▶ [STATED PROBLEM]
Write out the material exactly. Do not include the pictures.

----- TASK MATERIAL

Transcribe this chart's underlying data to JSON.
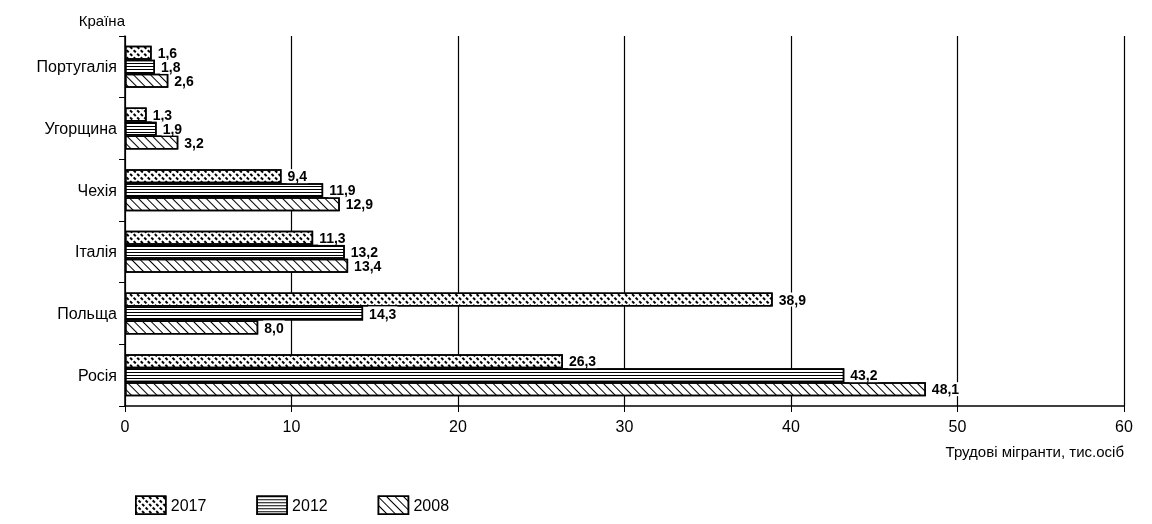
{
  "chart_data": {
    "type": "bar",
    "orientation": "horizontal",
    "ylabel": "Країна",
    "xlabel": "Трудові мігранти, тис.осіб",
    "categories": [
      "Португалія",
      "Угорщина",
      "Чехія",
      "Італія",
      "Польща",
      "Росія"
    ],
    "series": [
      {
        "name": "2017",
        "color": "#ffffff",
        "values": [
          1.6,
          1.3,
          9.4,
          11.3,
          38.9,
          26.3
        ],
        "value_labels": [
          "1,6",
          "1,3",
          "9,4",
          "11,3",
          "38,9",
          "26,3"
        ]
      },
      {
        "name": "2012",
        "color": "#ffffff",
        "values": [
          1.8,
          1.9,
          11.9,
          13.2,
          14.3,
          43.2
        ],
        "value_labels": [
          "1,8",
          "1,9",
          "11,9",
          "13,2",
          "14,3",
          "43,2"
        ]
      },
      {
        "name": "2008",
        "color": "#ffffff",
        "values": [
          2.6,
          3.2,
          12.9,
          13.4,
          8.0,
          48.1
        ],
        "value_labels": [
          "2,6",
          "3,2",
          "12,9",
          "13,4",
          "8,0",
          "48,1"
        ]
      }
    ],
    "xlim": [
      0,
      60
    ],
    "xticks": [
      0,
      10,
      20,
      30,
      40,
      50,
      60
    ],
    "grid": "x",
    "legend": "bottom left"
  }
}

----------

▶ [RESPONSE TO THIS EXERCISE]
Transcribe this chart's underlying data to JSON.
{
  "chart_data": {
    "type": "bar",
    "orientation": "horizontal",
    "ylabel": "Країна",
    "xlabel": "Трудові мігранти, тис.осіб",
    "categories": [
      "Португалія",
      "Угорщина",
      "Чехія",
      "Італія",
      "Польща",
      "Росія"
    ],
    "series": [
      {
        "name": "2017",
        "color": "#ffffff",
        "values": [
          1.6,
          1.3,
          9.4,
          11.3,
          38.9,
          26.3
        ],
        "value_labels": [
          "1,6",
          "1,3",
          "9,4",
          "11,3",
          "38,9",
          "26,3"
        ]
      },
      {
        "name": "2012",
        "color": "#ffffff",
        "values": [
          1.8,
          1.9,
          11.9,
          13.2,
          14.3,
          43.2
        ],
        "value_labels": [
          "1,8",
          "1,9",
          "11,9",
          "13,2",
          "14,3",
          "43,2"
        ]
      },
      {
        "name": "2008",
        "color": "#ffffff",
        "values": [
          2.6,
          3.2,
          12.9,
          13.4,
          8.0,
          48.1
        ],
        "value_labels": [
          "2,6",
          "3,2",
          "12,9",
          "13,4",
          "8,0",
          "48,1"
        ]
      }
    ],
    "xlim": [
      0,
      60
    ],
    "xticks": [
      0,
      10,
      20,
      30,
      40,
      50,
      60
    ],
    "grid": "x",
    "legend": "bottom left"
  }
}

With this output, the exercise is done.